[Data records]
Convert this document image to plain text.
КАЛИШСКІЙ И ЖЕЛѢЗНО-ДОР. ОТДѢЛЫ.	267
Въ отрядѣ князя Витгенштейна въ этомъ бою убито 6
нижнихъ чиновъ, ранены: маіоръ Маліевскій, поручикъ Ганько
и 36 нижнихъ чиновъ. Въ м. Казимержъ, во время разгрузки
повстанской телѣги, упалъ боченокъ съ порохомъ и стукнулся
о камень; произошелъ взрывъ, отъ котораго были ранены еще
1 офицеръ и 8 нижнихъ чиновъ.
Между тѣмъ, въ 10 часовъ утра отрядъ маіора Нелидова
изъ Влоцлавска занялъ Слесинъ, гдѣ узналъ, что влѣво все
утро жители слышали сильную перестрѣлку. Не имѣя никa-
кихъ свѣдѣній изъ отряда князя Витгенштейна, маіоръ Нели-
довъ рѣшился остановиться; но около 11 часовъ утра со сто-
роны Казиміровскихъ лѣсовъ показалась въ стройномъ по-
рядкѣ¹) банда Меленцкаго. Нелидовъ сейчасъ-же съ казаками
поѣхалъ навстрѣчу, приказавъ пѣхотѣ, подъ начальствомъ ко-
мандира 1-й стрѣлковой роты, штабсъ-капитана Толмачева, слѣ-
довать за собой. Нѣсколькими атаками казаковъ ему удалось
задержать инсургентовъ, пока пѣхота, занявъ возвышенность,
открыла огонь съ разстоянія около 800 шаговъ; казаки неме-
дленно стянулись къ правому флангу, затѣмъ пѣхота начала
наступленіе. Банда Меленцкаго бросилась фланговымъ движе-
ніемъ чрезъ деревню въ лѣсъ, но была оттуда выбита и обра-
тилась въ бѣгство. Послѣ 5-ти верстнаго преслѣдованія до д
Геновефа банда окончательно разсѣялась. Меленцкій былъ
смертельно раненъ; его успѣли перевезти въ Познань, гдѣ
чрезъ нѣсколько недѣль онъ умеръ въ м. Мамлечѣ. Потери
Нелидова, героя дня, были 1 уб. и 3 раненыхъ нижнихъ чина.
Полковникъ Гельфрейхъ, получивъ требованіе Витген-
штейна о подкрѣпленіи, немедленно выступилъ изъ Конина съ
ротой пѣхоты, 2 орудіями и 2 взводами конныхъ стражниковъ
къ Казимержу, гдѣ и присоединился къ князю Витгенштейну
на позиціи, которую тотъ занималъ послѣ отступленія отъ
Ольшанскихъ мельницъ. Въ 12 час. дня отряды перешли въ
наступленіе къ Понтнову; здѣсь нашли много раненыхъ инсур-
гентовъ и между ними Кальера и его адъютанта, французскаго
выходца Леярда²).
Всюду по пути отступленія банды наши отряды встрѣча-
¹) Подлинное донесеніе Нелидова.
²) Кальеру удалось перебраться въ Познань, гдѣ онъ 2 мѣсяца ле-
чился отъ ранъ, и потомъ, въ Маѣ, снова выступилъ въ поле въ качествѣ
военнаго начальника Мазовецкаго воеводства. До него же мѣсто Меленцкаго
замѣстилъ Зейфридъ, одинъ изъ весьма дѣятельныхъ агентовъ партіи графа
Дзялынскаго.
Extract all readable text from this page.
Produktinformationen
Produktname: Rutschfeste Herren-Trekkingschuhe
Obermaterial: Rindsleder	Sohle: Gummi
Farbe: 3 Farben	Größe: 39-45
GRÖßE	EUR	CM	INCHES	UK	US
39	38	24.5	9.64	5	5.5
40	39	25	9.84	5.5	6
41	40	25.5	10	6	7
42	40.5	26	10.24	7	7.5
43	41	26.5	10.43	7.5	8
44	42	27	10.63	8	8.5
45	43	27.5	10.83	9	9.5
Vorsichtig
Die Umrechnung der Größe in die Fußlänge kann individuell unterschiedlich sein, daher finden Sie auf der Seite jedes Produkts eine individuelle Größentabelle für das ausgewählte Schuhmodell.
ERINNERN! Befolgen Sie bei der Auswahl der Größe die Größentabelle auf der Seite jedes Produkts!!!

* **Aim**:
All lines from the line containing "Extract all readable text from this page." through the end of the listing above are to be duplicated exactly; include both ends and nothing further.

* **Solved exercise**:
Extract all readable text from this page.
Produktinformationen
Produktname: Rutschfeste Herren-Trekkingschuhe
Obermaterial: Rindsleder	Sohle: Gummi
Farbe: 3 Farben	Größe: 39-45
GRÖßE	EUR	CM	INCHES	UK	US
39	38	24.5	9.64	5	5.5
40	39	25	9.84	5.5	6
41	40	25.5	10	6	7
42	40.5	26	10.24	7	7.5
43	41	26.5	10.43	7.5	8
44	42	27	10.63	8	8.5
45	43	27.5	10.83	9	9.5
Vorsichtig
Die Umrechnung der Größe in die Fußlänge kann individuell unterschiedlich sein, daher finden Sie auf der Seite jedes Produkts eine individuelle Größentabelle für das ausgewählte Schuhmodell.
ERINNERN! Befolgen Sie bei der Auswahl der Größe die Größentabelle auf der Seite jedes Produkts!!!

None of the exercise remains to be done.